▸ Problem to work on
Quote the passage on evidence in mathematics word for word, starting at "Once one looks" and ending at "regarding evidence in mathematics.".

▸ Document text
* * * * * * * * *

Once one looks with a microscope at the structure of evidence in any of these fields, even though this structure is quite specific to the field, and a moving target, the project of understanding it in a larger context is very much worth doing. While studying concrete examples in different fields, we aimed for a comprehensive view and not merely a fragmented “evidence-in-X, evidence-in-Y, etc.,” with no matrix to tie these bits together.

The following has been loosely adapted from a class handout I put together as preparation for our students — few of them mathematicians — for my own presentation specifically regarding evidence in mathematics.


Evidence in Mathematics

The Plan

People in mathematics, or in the sciences related to mathematics, know well that the issue of evidence, as it pertains to how one studies math, or engages in its practice, or does research in it, is not a simple matter. It is not “a result is proved or it isn’t and that’s the end of it.” The very complexity of different types and different moods of evidence, all intermingling in a subject which is as exact as mathematics undeniably is, has intrigued me for years.

One of my goals is to get a slightly better sense of the way various “faces of evidence” play a role in my mathematical work. I also believe that it is just a good idea to become aware of the various distinct profiles of evidence in a number of disciplines, and to understand how these profiles change in time, how they shape and delimit and define those disciplines, and how they influence the interaction between disciplines. Such reflection may enable any of us to appreciate (and view) our own work in a deeper way.

For one of the many applications of mathematics to provide evidence in law, see Poincaré et al on the Dreyfus case.

* * * * * * * * *

▸ Data provided
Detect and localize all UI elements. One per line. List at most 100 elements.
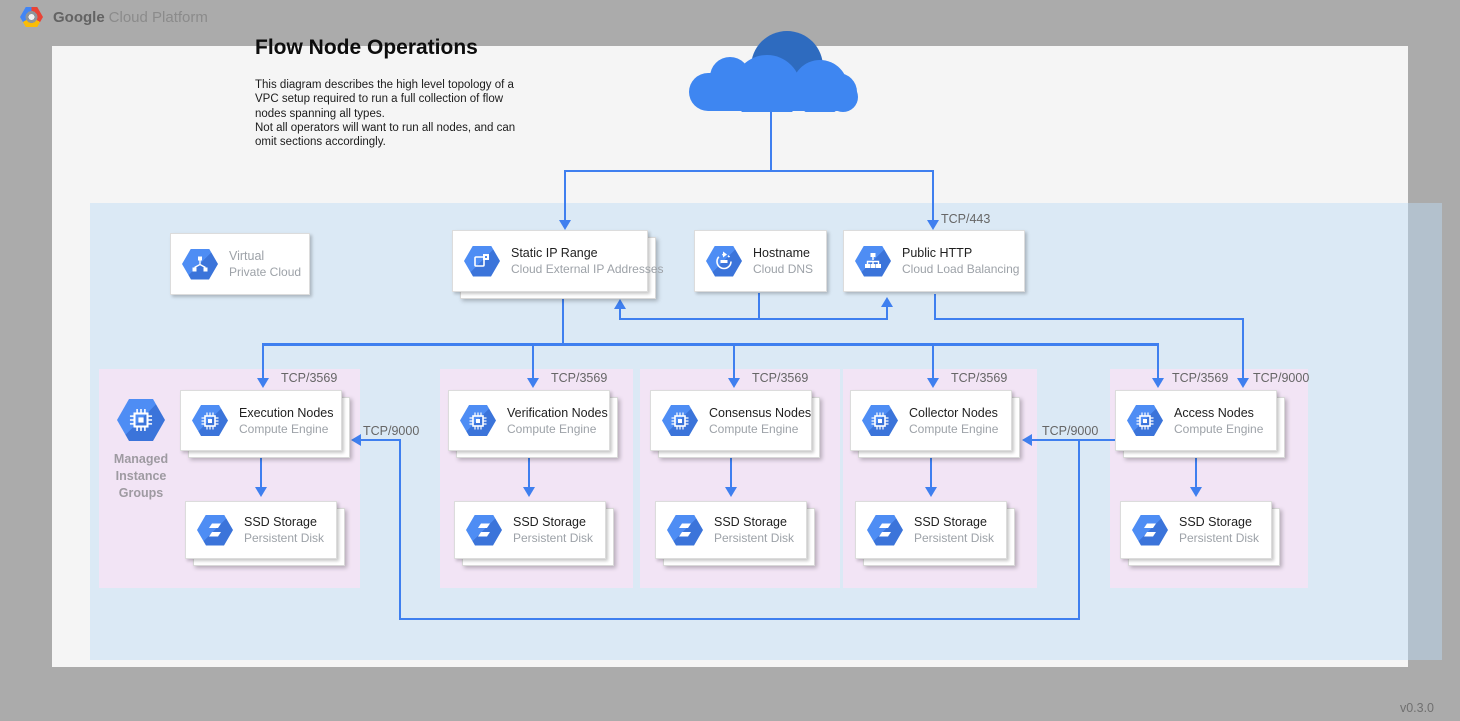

* * * * * * * * *

▸ Solution for this exercise
Once one looks with a microscope at the structure of evidence in any of these fields, even though this structure is quite specific to the field, and a moving target, the project of understanding it in a larger context is very much worth doing. While studying concrete examples in different fields, we aimed for a comprehensive view and not merely a fragmented “evidence-in-X, evidence-in-Y, etc.,” with no matrix to tie these bits together.

The following has been loosely adapted from a class handout I put together as preparation for our students — few of them mathematicians — for my own presentation specifically regarding evidence in mathematics.